---------- Input material ----------

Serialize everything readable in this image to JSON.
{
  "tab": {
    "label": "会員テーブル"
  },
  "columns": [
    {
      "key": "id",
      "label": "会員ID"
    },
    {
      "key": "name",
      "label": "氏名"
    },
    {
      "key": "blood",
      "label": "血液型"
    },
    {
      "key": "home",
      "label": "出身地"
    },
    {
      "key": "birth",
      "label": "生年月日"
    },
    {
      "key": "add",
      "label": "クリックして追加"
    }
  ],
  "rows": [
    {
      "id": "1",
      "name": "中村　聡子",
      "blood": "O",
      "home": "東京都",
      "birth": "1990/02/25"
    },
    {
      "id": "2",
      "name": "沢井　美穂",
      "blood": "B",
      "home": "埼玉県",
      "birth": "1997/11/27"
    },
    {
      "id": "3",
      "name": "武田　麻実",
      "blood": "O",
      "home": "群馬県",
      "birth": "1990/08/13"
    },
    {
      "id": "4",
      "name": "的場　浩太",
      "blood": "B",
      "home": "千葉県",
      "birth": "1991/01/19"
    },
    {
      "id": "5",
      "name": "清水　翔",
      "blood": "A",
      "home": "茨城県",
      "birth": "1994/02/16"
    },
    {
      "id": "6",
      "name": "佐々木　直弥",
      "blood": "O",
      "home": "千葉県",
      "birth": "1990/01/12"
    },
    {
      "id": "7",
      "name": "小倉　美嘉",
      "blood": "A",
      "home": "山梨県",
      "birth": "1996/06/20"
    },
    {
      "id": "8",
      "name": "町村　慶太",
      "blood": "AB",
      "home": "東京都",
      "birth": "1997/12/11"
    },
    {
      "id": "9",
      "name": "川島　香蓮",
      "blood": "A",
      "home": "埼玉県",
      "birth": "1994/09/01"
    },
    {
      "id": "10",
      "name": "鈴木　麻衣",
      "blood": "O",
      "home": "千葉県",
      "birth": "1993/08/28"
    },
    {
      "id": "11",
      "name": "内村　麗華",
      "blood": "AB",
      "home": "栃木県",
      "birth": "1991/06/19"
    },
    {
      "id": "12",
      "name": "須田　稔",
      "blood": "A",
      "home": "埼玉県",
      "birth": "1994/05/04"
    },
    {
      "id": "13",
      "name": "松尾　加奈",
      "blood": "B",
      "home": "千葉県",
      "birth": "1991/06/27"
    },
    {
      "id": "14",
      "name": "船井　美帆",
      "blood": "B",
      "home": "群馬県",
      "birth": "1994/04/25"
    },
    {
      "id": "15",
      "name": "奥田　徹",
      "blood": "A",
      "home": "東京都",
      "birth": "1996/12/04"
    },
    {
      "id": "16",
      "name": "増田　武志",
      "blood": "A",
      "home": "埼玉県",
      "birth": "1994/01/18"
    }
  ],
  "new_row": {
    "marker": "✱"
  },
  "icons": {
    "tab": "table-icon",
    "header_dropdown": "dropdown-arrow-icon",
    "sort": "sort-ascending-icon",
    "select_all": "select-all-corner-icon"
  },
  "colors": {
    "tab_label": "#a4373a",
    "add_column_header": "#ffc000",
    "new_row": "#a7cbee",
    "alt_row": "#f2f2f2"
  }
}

----------

Aim of the task: Copy every record exactly, with nothing added or dropped.

Written answer:
Serialize everything readable in this image to JSON.
{
  "tab": {
    "label": "会員テーブル"
  },
  "columns": [
    {
      "key": "id",
      "label": "会員ID"
    },
    {
      "key": "name",
      "label": "氏名"
    },
    {
      "key": "blood",
      "label": "血液型"
    },
    {
      "key": "home",
      "label": "出身地"
    },
    {
      "key": "birth",
      "label": "生年月日"
    },
    {
      "key": "add",
      "label": "クリックして追加"
    }
  ],
  "rows": [
    {
      "id": "1",
      "name": "中村　聡子",
      "blood": "O",
      "home": "東京都",
      "birth": "1990/02/25"
    },
    {
      "id": "2",
      "name": "沢井　美穂",
      "blood": "B",
      "home": "埼玉県",
      "birth": "1997/11/27"
    },
    {
      "id": "3",
      "name": "武田　麻実",
      "blood": "O",
      "home": "群馬県",
      "birth": "1990/08/13"
    },
    {
      "id": "4",
      "name": "的場　浩太",
      "blood": "B",
      "home": "千葉県",
      "birth": "1991/01/19"
    },
    {
      "id": "5",
      "name": "清水　翔",
      "blood": "A",
      "home": "茨城県",
      "birth": "1994/02/16"
    },
    {
      "id": "6",
      "name": "佐々木　直弥",
      "blood": "O",
      "home": "千葉県",
      "birth": "1990/01/12"
    },
    {
      "id": "7",
      "name": "小倉　美嘉",
      "blood": "A",
      "home": "山梨県",
      "birth": "1996/06/20"
    },
    {
      "id": "8",
      "name": "町村　慶太",
      "blood": "AB",
      "home": "東京都",
      "birth": "1997/12/11"
    },
    {
      "id": "9",
      "name": "川島　香蓮",
      "blood": "A",
      "home": "埼玉県",
      "birth": "1994/09/01"
    },
    {
      "id": "10",
      "name": "鈴木　麻衣",
      "blood": "O",
      "home": "千葉県",
      "birth": "1993/08/28"
    },
    {
      "id": "11",
      "name": "内村　麗華",
      "blood": "AB",
      "home": "栃木県",
      "birth": "1991/06/19"
    },
    {
      "id": "12",
      "name": "須田　稔",
      "blood": "A",
      "home": "埼玉県",
      "birth": "1994/05/04"
    },
    {
      "id": "13",
      "name": "松尾　加奈",
      "blood": "B",
      "home": "千葉県",
      "birth": "1991/06/27"
    },
    {
      "id": "14",
      "name": "船井　美帆",
      "blood": "B",
      "home": "群馬県",
      "birth": "1994/04/25"
    },
    {
      "id": "15",
      "name": "奥田　徹",
      "blood": "A",
      "home": "東京都",
      "birth": "1996/12/04"
    },
    {
      "id": "16",
      "name": "増田　武志",
      "blood": "A",
      "home": "埼玉県",
      "birth": "1994/01/18"
    }
  ],
  "new_row": {
    "marker": "✱"
  },
  "icons": {
    "tab": "table-icon",
    "header_dropdown": "dropdown-arrow-icon",
    "sort": "sort-ascending-icon",
    "select_all": "select-all-corner-icon"
  },
  "colors": {
    "tab_label": "#a4373a",
    "add_column_header": "#ffc000",
    "new_row": "#a7cbee",
    "alt_row": "#f2f2f2"
  }
}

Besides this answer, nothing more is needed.